▶ Given task
Copy every entry precisely.

Dataset items:
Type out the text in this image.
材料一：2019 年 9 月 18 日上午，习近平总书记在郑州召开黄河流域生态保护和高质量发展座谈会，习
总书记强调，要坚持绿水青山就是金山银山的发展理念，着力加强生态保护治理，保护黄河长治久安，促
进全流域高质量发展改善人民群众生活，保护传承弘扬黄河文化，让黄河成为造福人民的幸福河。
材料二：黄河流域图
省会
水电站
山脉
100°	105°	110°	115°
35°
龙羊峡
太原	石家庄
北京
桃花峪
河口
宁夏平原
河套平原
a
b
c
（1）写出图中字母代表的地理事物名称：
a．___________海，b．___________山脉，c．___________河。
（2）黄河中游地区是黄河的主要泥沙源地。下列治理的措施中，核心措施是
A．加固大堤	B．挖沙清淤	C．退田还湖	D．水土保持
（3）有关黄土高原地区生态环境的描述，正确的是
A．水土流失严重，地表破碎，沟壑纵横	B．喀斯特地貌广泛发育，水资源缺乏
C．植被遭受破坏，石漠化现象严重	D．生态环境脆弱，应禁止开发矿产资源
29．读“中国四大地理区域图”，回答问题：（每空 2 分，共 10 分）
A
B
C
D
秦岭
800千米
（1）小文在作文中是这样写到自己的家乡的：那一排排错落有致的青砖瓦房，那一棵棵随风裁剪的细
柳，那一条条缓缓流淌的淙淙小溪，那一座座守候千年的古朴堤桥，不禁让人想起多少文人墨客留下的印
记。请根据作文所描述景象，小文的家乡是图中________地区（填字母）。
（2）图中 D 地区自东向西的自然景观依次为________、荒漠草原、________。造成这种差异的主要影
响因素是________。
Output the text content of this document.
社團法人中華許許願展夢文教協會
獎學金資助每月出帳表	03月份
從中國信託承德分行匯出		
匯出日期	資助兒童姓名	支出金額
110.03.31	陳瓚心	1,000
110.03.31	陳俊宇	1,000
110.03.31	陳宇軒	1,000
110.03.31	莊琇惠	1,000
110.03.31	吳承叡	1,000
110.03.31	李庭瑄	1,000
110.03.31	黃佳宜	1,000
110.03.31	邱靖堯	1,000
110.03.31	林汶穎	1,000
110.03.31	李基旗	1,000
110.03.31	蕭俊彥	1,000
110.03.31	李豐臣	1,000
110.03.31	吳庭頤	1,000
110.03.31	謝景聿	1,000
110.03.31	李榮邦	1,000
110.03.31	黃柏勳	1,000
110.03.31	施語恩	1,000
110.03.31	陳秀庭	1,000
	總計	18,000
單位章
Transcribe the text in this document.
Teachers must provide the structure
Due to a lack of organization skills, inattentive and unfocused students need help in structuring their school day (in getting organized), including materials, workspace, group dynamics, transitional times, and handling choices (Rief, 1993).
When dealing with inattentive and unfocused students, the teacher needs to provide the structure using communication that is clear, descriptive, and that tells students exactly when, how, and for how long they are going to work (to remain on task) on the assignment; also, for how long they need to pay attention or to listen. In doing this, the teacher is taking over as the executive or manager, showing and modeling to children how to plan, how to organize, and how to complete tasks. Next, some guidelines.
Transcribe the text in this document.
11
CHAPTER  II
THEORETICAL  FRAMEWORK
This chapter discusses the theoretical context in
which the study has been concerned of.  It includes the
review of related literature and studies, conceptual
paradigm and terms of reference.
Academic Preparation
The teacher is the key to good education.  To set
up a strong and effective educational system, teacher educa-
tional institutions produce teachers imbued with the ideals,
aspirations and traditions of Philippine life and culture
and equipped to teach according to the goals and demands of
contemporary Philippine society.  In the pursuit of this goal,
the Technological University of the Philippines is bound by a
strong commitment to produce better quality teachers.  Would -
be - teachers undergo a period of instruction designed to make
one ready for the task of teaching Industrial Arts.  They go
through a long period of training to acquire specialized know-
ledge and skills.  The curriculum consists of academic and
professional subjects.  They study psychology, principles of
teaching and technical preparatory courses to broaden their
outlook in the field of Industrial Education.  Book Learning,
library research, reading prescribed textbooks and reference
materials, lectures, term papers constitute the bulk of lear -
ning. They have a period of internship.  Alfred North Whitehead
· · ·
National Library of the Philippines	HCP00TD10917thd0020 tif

▶ Worked answer
Type out the text in this image.
材料一：2019 年 9 月 18 日上午，习近平总书记在郑州召开黄河流域生态保护和高质量发展座谈会，习
总书记强调，要坚持绿水青山就是金山银山的发展理念，着力加强生态保护治理，保护黄河长治久安，促
进全流域高质量发展改善人民群众生活，保护传承弘扬黄河文化，让黄河成为造福人民的幸福河。
材料二：黄河流域图
省会
水电站
山脉
100°	105°	110°	115°
35°
龙羊峡
太原	石家庄
北京
桃花峪
河口
宁夏平原
河套平原
a
b
c
（1）写出图中字母代表的地理事物名称：
a．___________海，b．___________山脉，c．___________河。
（2）黄河中游地区是黄河的主要泥沙源地。下列治理的措施中，核心措施是
A．加固大堤	B．挖沙清淤	C．退田还湖	D．水土保持
（3）有关黄土高原地区生态环境的描述，正确的是
A．水土流失严重，地表破碎，沟壑纵横	B．喀斯特地貌广泛发育，水资源缺乏
C．植被遭受破坏，石漠化现象严重	D．生态环境脆弱，应禁止开发矿产资源
29．读“中国四大地理区域图”，回答问题：（每空 2 分，共 10 分）
A
B
C
D
秦岭
800千米
（1）小文在作文中是这样写到自己的家乡的：那一排排错落有致的青砖瓦房，那一棵棵随风裁剪的细
柳，那一条条缓缓流淌的淙淙小溪，那一座座守候千年的古朴堤桥，不禁让人想起多少文人墨客留下的印
记。请根据作文所描述景象，小文的家乡是图中________地区（填字母）。
（2）图中 D 地区自东向西的自然景观依次为________、荒漠草原、________。造成这种差异的主要影
响因素是________。
Output the text content of this document.
社團法人中華許許願展夢文教協會
獎學金資助每月出帳表	03月份
從中國信託承德分行匯出		
匯出日期	資助兒童姓名	支出金額
110.03.31	陳瓚心	1,000
110.03.31	陳俊宇	1,000
110.03.31	陳宇軒	1,000
110.03.31	莊琇惠	1,000
110.03.31	吳承叡	1,000
110.03.31	李庭瑄	1,000
110.03.31	黃佳宜	1,000
110.03.31	邱靖堯	1,000
110.03.31	林汶穎	1,000
110.03.31	李基旗	1,000
110.03.31	蕭俊彥	1,000
110.03.31	李豐臣	1,000
110.03.31	吳庭頤	1,000
110.03.31	謝景聿	1,000
110.03.31	李榮邦	1,000
110.03.31	黃柏勳	1,000
110.03.31	施語恩	1,000
110.03.31	陳秀庭	1,000
	總計	18,000
單位章
Transcribe the text in this document.
Teachers must provide the structure
Due to a lack of organization skills, inattentive and unfocused students need help in structuring their school day (in getting organized), including materials, workspace, group dynamics, transitional times, and handling choices (Rief, 1993).
When dealing with inattentive and unfocused students, the teacher needs to provide the structure using communication that is clear, descriptive, and that tells students exactly when, how, and for how long they are going to work (to remain on task) on the assignment; also, for how long they need to pay attention or to listen. In doing this, the teacher is taking over as the executive or manager, showing and modeling to children how to plan, how to organize, and how to complete tasks. Next, some guidelines.
Transcribe the text in this document.
11
CHAPTER  II
THEORETICAL  FRAMEWORK
This chapter discusses the theoretical context in
which the study has been concerned of.  It includes the
review of related literature and studies, conceptual
paradigm and terms of reference.
Academic Preparation
The teacher is the key to good education.  To set
up a strong and effective educational system, teacher educa-
tional institutions produce teachers imbued with the ideals,
aspirations and traditions of Philippine life and culture
and equipped to teach according to the goals and demands of
contemporary Philippine society.  In the pursuit of this goal,
the Technological University of the Philippines is bound by a
strong commitment to produce better quality teachers.  Would -
be - teachers undergo a period of instruction designed to make
one ready for the task of teaching Industrial Arts.  They go
through a long period of training to acquire specialized know-
ledge and skills.  The curriculum consists of academic and
professional subjects.  They study psychology, principles of
teaching and technical preparatory courses to broaden their
outlook in the field of Industrial Education.  Book Learning,
library research, reading prescribed textbooks and reference
materials, lectures, term papers constitute the bulk of lear -
ning. They have a period of internship.  Alfred North Whitehead
· · ·
National Library of the Philippines	HCP00TD10917thd0020 tif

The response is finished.